- Exercise objective -
State how many lines in the listing below include the word "this". Give nothing but the number.

- Material provided -
■ ■ ■ ■ ■ ■ ■

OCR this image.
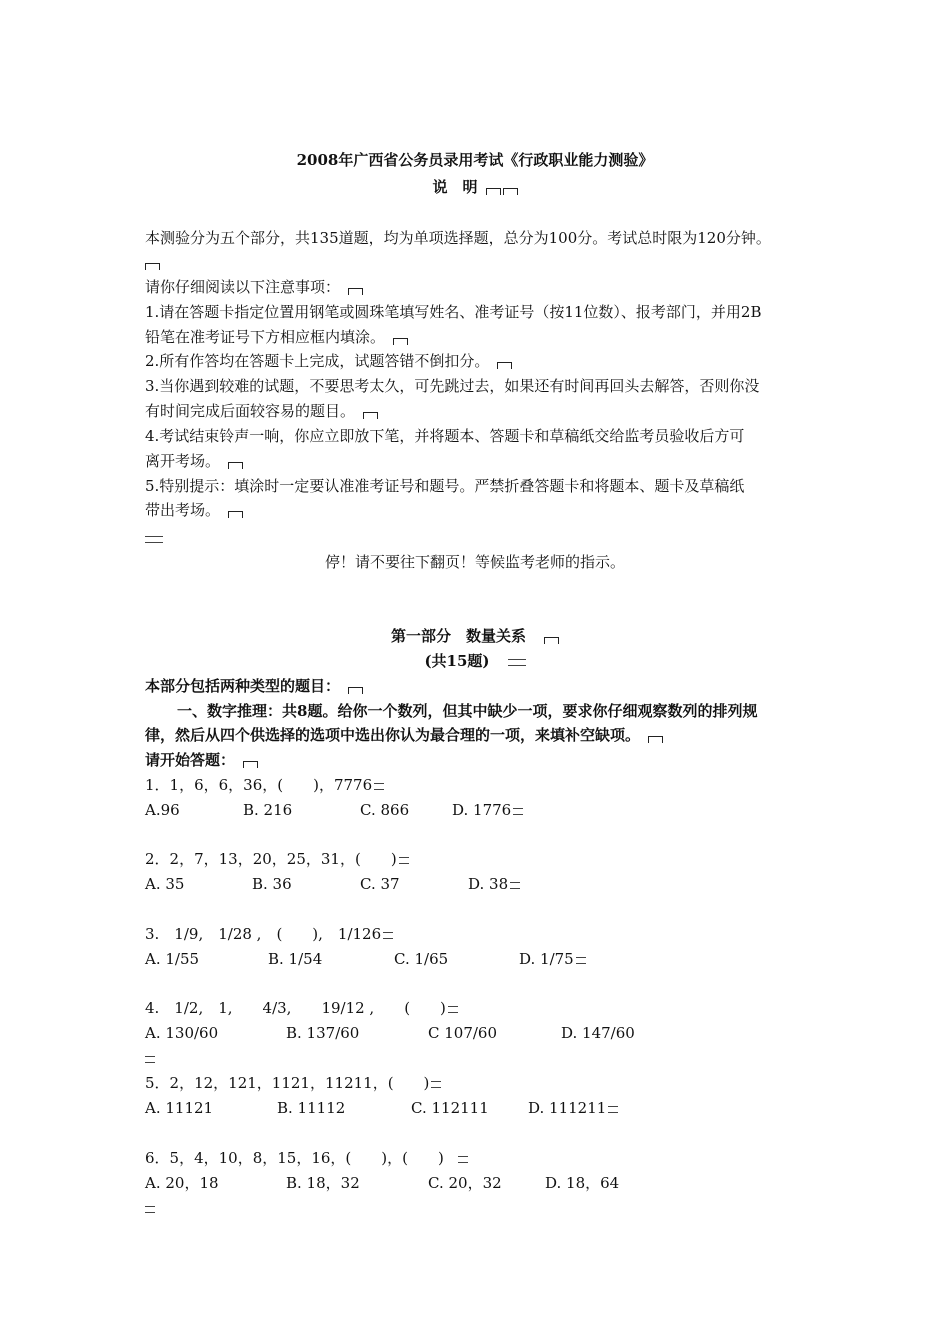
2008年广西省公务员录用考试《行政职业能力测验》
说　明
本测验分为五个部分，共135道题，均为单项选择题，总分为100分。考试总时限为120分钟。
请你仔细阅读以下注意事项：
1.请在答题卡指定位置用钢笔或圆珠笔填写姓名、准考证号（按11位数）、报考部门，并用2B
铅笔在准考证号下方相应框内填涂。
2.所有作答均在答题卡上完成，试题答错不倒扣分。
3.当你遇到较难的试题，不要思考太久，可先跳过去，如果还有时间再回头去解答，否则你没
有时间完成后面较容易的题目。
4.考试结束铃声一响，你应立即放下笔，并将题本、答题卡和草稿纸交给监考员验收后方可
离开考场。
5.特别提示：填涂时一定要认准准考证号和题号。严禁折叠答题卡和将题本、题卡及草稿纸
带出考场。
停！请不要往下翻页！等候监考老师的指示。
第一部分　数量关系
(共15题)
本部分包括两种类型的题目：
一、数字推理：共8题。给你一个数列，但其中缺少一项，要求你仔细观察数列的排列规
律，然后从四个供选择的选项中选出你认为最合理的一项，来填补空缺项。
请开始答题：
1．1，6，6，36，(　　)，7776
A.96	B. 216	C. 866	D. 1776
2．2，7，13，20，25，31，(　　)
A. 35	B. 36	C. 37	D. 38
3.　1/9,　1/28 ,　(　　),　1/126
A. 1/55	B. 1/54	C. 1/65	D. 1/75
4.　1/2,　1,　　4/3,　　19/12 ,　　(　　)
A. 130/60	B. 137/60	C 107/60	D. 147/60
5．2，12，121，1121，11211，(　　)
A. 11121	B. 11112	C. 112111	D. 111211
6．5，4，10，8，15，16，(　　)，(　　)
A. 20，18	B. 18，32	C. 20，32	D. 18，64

■ ■ ■ ■ ■ ■ ■

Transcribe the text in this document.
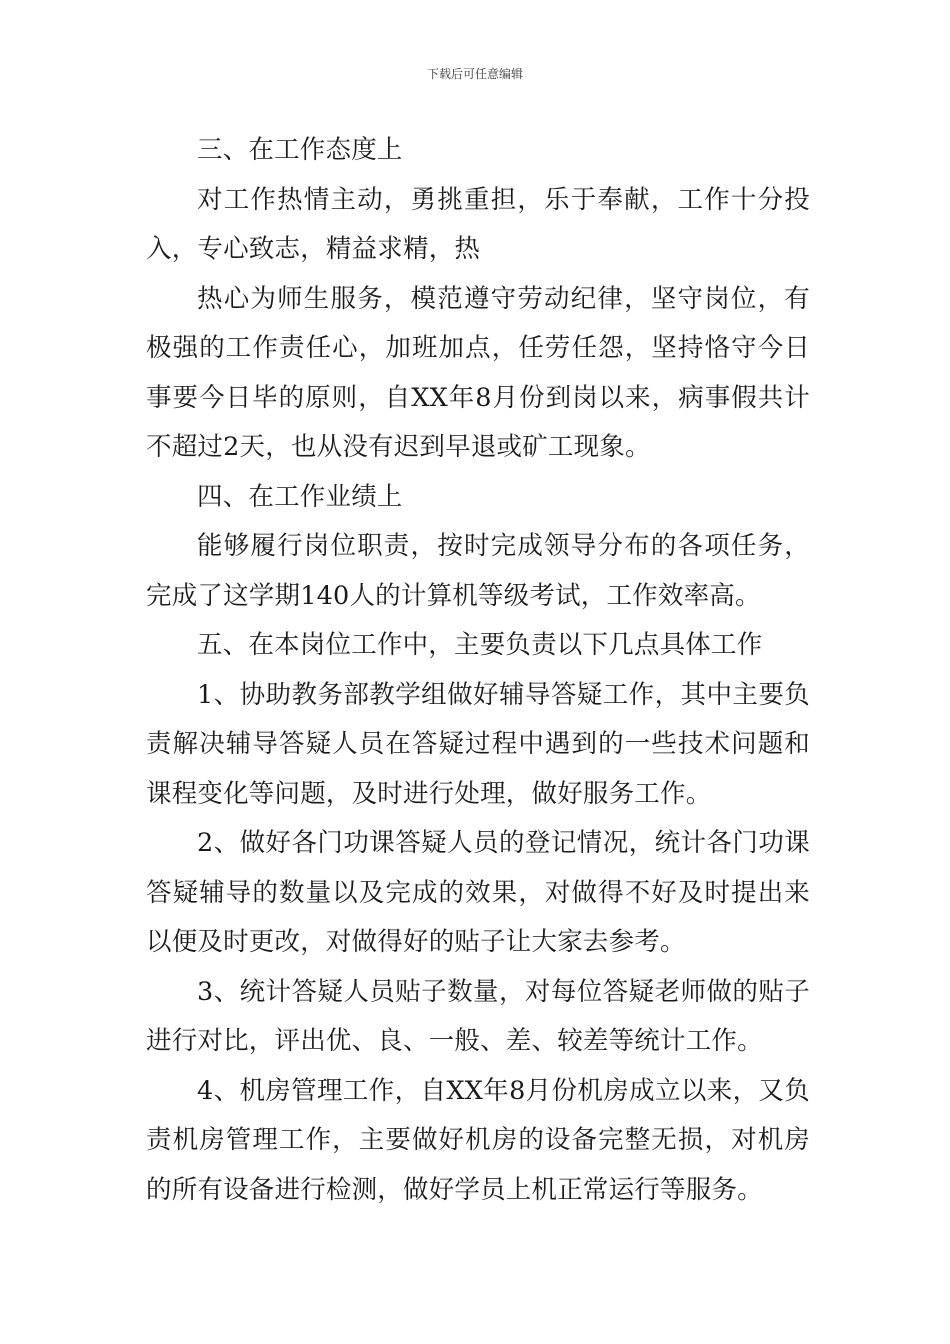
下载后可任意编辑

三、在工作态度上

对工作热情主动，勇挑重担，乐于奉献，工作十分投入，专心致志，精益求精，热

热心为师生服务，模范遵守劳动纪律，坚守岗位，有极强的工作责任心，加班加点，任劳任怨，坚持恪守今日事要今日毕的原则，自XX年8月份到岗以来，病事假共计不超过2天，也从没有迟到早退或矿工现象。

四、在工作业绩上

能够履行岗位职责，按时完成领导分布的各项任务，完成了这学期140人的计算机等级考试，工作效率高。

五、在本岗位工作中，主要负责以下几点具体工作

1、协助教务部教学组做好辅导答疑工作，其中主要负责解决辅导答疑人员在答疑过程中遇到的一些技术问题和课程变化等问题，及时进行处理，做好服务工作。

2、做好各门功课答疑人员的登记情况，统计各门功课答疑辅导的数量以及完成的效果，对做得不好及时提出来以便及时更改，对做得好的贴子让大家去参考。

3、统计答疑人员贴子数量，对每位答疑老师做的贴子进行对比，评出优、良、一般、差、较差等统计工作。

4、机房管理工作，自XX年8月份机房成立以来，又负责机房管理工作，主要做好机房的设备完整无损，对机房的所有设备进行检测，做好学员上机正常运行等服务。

■ ■ ■ ■ ■ ■ ■

- Result of the task -
2